-- start of RECORDS FOR THIS TASK --

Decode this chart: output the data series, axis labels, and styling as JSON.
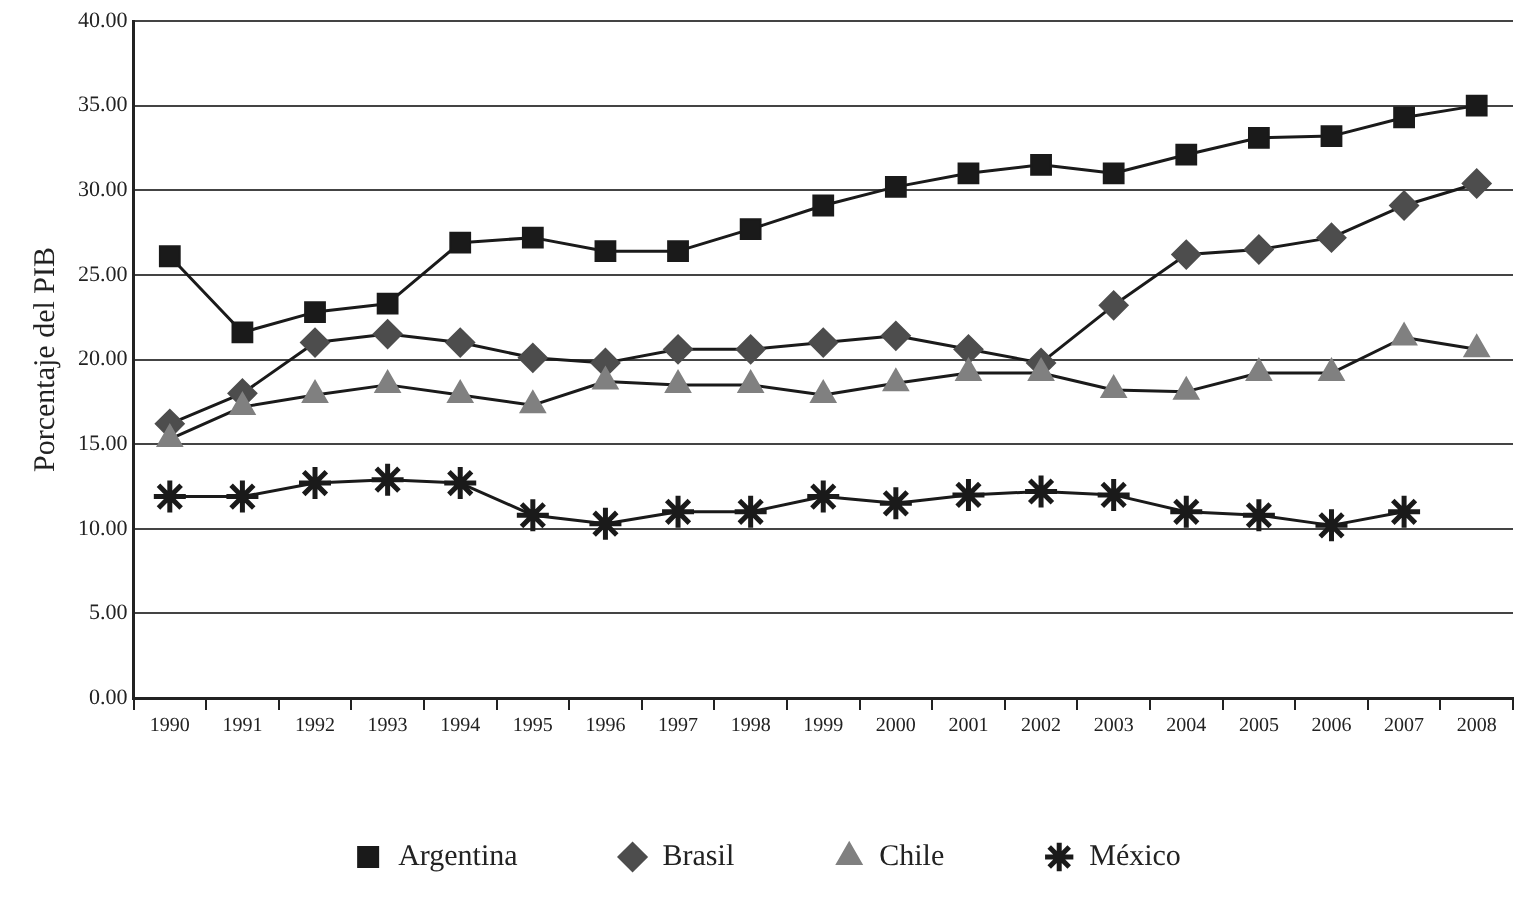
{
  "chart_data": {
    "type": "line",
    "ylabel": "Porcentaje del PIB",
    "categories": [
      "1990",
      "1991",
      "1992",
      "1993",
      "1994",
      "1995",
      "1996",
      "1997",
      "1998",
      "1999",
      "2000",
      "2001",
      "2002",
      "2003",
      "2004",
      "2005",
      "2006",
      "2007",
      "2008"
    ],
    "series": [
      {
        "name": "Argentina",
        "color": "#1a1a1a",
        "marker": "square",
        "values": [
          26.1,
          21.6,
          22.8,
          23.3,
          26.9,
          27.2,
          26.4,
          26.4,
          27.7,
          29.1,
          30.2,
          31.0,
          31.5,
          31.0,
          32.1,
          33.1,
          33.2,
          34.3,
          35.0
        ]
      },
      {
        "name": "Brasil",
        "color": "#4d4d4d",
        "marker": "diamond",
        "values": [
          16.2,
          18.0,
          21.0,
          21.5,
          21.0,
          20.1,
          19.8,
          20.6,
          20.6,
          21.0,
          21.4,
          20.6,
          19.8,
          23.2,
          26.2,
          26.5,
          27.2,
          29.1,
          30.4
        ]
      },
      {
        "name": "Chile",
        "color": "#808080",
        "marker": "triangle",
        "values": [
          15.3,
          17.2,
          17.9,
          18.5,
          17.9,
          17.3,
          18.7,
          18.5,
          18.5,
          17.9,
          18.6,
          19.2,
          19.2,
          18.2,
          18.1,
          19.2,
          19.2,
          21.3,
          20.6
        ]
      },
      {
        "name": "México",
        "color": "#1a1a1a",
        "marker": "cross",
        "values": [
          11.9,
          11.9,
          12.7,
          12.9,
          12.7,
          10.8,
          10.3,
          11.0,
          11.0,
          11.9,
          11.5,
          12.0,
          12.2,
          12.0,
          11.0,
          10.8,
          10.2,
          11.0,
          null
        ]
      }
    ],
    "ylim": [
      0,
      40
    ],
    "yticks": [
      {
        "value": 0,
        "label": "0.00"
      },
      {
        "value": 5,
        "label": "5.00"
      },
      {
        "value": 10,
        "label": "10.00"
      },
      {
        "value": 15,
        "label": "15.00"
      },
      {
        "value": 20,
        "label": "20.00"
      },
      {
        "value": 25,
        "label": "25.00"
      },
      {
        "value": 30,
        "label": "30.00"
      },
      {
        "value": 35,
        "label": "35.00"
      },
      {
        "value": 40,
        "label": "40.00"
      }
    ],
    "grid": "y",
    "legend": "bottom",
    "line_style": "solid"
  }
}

-- end of RECORDS FOR THIS TASK --
-- start of RECORDS FOR THIS TASK --

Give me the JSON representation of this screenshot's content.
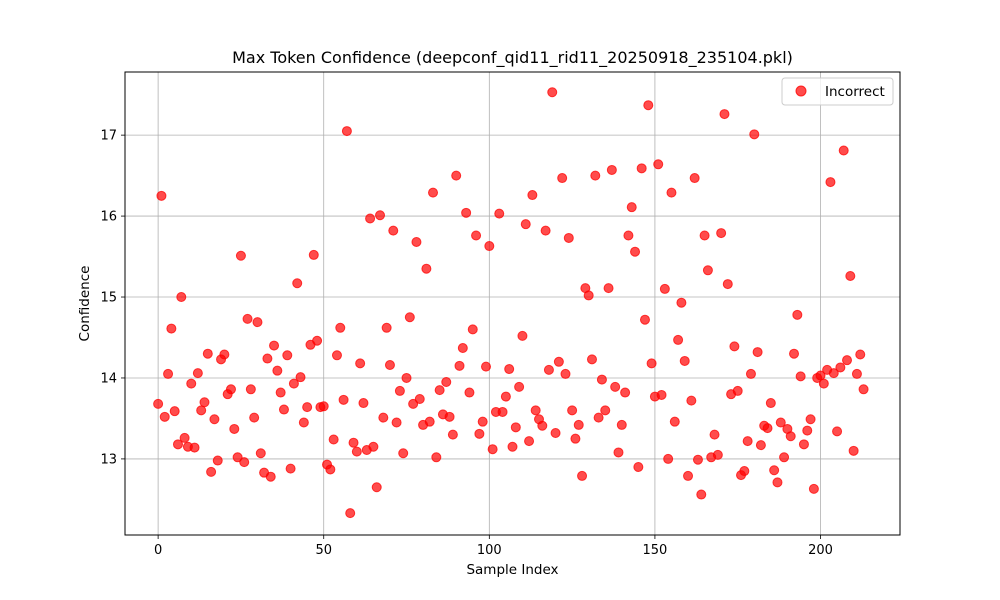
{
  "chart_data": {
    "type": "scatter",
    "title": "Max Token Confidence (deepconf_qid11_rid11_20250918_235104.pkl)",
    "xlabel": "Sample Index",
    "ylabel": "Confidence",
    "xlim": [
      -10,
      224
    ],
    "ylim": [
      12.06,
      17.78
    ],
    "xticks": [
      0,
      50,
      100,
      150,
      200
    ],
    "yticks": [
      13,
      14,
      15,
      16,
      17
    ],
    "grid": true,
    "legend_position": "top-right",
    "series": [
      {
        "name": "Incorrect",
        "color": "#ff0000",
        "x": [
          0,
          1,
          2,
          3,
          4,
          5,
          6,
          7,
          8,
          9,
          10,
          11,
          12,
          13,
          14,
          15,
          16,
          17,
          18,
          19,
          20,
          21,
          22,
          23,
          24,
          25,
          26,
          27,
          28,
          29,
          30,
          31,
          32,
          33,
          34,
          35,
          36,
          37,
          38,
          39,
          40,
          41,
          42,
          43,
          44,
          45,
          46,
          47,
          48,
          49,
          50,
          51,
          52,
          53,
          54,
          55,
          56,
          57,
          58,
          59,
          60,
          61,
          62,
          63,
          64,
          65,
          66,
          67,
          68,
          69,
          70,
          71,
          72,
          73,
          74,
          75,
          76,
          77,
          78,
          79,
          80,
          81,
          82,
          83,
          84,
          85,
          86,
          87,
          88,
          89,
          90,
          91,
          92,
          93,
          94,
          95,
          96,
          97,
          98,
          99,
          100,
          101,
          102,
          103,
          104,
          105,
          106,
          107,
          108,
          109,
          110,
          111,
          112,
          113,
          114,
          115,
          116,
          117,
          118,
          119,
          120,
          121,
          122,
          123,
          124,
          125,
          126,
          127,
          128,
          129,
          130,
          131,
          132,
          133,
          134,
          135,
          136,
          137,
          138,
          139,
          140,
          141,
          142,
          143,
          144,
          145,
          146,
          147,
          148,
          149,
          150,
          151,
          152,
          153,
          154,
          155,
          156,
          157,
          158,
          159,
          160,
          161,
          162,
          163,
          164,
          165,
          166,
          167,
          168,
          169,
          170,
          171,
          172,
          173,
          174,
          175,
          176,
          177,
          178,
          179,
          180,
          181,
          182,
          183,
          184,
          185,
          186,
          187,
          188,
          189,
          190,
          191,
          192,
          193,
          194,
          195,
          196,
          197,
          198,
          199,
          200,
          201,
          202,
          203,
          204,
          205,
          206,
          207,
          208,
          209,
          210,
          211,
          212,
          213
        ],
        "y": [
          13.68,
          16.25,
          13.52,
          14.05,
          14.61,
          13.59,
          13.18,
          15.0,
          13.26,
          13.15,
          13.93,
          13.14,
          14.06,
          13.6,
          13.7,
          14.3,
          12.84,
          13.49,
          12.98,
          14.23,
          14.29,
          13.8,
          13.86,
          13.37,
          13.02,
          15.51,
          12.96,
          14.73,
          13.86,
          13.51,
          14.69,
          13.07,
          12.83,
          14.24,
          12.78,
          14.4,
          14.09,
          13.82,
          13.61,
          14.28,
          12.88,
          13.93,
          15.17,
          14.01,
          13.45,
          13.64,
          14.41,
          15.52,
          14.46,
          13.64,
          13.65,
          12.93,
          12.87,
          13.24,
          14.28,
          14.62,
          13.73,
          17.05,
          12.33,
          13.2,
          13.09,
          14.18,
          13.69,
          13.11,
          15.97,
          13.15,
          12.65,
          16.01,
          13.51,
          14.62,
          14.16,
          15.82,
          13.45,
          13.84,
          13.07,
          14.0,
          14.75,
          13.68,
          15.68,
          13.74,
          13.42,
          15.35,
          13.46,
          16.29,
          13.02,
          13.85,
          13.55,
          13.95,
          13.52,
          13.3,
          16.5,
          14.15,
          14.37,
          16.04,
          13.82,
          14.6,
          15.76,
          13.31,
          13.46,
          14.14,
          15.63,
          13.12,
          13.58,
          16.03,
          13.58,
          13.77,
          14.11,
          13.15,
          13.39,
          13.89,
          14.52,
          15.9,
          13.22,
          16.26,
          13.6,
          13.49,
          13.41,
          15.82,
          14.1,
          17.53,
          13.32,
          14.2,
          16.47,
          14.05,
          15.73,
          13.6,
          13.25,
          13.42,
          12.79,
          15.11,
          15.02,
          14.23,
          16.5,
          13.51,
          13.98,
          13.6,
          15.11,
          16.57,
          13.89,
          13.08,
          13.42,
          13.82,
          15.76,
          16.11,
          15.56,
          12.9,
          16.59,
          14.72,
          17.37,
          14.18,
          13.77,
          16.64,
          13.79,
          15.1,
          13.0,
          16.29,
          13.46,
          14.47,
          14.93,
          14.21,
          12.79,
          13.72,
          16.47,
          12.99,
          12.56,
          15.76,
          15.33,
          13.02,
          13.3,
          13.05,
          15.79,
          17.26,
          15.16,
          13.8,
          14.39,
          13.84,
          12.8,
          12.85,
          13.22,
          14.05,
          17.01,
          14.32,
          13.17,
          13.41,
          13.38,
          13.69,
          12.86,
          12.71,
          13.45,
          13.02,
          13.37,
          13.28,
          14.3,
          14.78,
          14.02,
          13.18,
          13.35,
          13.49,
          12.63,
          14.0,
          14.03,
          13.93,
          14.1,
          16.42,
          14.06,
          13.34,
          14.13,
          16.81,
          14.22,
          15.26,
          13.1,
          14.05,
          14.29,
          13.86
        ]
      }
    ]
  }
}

-- end of RECORDS FOR THIS TASK --
-- start of RECORDS FOR THIS TASK --

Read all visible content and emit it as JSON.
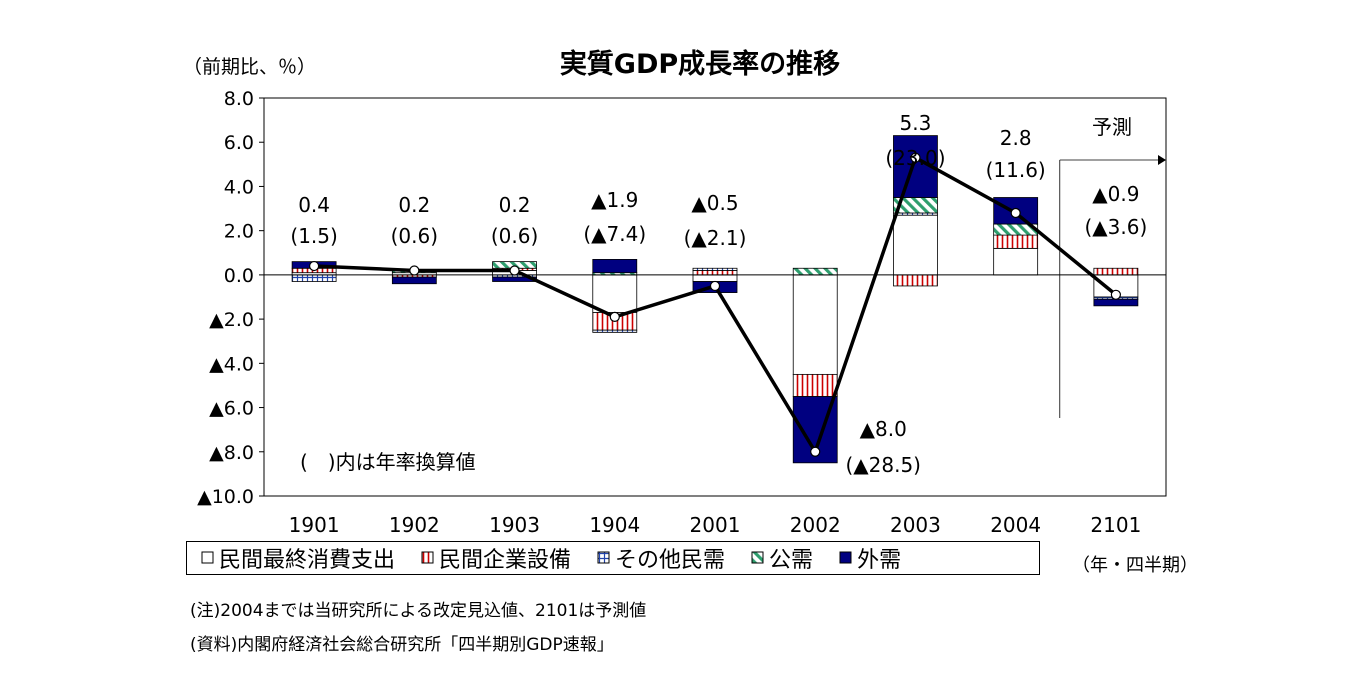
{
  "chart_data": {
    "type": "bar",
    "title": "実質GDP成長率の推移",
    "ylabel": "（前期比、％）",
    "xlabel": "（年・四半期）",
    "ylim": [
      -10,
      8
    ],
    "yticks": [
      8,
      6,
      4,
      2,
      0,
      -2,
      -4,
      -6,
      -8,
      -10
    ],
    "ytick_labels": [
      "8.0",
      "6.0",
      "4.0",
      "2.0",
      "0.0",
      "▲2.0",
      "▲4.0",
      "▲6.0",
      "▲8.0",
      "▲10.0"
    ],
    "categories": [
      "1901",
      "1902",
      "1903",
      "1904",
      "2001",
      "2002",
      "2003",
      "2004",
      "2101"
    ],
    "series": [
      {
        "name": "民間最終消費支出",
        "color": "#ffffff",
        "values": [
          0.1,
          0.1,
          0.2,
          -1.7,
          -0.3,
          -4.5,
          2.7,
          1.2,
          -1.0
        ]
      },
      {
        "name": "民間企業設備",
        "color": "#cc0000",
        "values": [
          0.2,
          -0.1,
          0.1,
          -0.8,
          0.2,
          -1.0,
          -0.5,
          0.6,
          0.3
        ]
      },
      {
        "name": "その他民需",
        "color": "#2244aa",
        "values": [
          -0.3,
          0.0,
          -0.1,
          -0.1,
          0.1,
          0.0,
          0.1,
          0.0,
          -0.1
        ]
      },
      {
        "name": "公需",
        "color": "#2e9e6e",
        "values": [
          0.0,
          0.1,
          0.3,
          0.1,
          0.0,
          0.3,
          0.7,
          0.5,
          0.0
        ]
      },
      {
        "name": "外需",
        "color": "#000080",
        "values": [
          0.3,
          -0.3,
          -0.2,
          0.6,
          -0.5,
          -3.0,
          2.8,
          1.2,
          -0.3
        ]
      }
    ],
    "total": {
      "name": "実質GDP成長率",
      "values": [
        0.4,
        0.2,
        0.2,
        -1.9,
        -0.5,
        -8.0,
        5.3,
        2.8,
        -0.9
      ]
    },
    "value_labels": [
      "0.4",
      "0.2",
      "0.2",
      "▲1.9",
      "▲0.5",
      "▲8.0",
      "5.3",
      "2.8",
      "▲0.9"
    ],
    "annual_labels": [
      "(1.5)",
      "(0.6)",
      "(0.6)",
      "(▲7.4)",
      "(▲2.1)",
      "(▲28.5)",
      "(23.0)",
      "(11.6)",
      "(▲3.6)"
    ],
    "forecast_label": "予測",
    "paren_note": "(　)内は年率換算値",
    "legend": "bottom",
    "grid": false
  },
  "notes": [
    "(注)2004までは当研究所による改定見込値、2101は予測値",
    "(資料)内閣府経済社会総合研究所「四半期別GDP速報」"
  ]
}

-- end of RECORDS FOR THIS TASK --

Filter the entries down to the lines with the word "Confidence" in them.

    "title": "Max Token Confidence (deepconf_qid11_rid11_20250918_235104.pkl)",
    "ylabel": "Confidence",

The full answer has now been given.